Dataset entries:
########################################
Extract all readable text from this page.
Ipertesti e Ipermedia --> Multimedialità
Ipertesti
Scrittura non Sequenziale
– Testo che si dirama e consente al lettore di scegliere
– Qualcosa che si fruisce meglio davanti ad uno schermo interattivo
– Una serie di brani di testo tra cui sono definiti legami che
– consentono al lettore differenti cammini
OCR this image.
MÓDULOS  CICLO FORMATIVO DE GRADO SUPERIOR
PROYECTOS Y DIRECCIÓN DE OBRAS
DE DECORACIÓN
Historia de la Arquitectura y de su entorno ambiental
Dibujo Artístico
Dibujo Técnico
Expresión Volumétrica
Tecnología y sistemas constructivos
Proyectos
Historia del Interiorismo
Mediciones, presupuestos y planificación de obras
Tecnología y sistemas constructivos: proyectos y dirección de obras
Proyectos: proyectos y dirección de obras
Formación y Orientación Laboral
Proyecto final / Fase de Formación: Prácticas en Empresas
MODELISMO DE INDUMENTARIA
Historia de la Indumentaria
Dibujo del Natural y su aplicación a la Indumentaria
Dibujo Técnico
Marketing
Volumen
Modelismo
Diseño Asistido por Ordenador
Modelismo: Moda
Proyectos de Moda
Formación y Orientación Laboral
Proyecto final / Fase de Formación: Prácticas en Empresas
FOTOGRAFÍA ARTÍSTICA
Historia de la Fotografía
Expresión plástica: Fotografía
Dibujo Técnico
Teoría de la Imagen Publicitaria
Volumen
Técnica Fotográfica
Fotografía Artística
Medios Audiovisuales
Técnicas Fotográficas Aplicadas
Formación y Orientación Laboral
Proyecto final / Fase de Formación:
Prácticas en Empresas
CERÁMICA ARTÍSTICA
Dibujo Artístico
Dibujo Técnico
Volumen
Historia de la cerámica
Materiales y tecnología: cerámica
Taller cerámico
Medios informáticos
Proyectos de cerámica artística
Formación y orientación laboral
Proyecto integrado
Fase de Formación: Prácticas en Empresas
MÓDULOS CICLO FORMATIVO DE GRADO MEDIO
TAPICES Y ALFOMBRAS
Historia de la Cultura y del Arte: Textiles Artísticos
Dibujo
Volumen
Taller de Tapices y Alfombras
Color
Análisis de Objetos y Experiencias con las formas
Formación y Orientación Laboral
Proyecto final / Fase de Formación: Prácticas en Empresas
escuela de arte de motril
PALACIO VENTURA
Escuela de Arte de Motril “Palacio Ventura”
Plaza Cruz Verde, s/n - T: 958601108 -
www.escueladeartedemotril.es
########################################
### WHAT IS BEING ASKED
All of the entries above must be quoted exactly.

### WRITTEN RESPONSE
Extract all readable text from this page.
Ipertesti e Ipermedia --> Multimedialità
Ipertesti
Scrittura non Sequenziale
– Testo che si dirama e consente al lettore di scegliere
– Qualcosa che si fruisce meglio davanti ad uno schermo interattivo
– Una serie di brani di testo tra cui sono definiti legami che
– consentono al lettore differenti cammini
OCR this image.
MÓDULOS  CICLO FORMATIVO DE GRADO SUPERIOR
PROYECTOS Y DIRECCIÓN DE OBRAS
DE DECORACIÓN
Historia de la Arquitectura y de su entorno ambiental
Dibujo Artístico
Dibujo Técnico
Expresión Volumétrica
Tecnología y sistemas constructivos
Proyectos
Historia del Interiorismo
Mediciones, presupuestos y planificación de obras
Tecnología y sistemas constructivos: proyectos y dirección de obras
Proyectos: proyectos y dirección de obras
Formación y Orientación Laboral
Proyecto final / Fase de Formación: Prácticas en Empresas
MODELISMO DE INDUMENTARIA
Historia de la Indumentaria
Dibujo del Natural y su aplicación a la Indumentaria
Dibujo Técnico
Marketing
Volumen
Modelismo
Diseño Asistido por Ordenador
Modelismo: Moda
Proyectos de Moda
Formación y Orientación Laboral
Proyecto final / Fase de Formación: Prácticas en Empresas
FOTOGRAFÍA ARTÍSTICA
Historia de la Fotografía
Expresión plástica: Fotografía
Dibujo Técnico
Teoría de la Imagen Publicitaria
Volumen
Técnica Fotográfica
Fotografía Artística
Medios Audiovisuales
Técnicas Fotográficas Aplicadas
Formación y Orientación Laboral
Proyecto final / Fase de Formación:
Prácticas en Empresas
CERÁMICA ARTÍSTICA
Dibujo Artístico
Dibujo Técnico
Volumen
Historia de la cerámica
Materiales y tecnología: cerámica
Taller cerámico
Medios informáticos
Proyectos de cerámica artística
Formación y orientación laboral
Proyecto integrado
Fase de Formación: Prácticas en Empresas
MÓDULOS CICLO FORMATIVO DE GRADO MEDIO
TAPICES Y ALFOMBRAS
Historia de la Cultura y del Arte: Textiles Artísticos
Dibujo
Volumen
Taller de Tapices y Alfombras
Color
Análisis de Objetos y Experiencias con las formas
Formación y Orientación Laboral
Proyecto final / Fase de Formación: Prácticas en Empresas
escuela de arte de motril
PALACIO VENTURA
Escuela de Arte de Motril “Palacio Ventura”
Plaza Cruz Verde, s/n - T: 958601108 -
www.escueladeartedemotril.es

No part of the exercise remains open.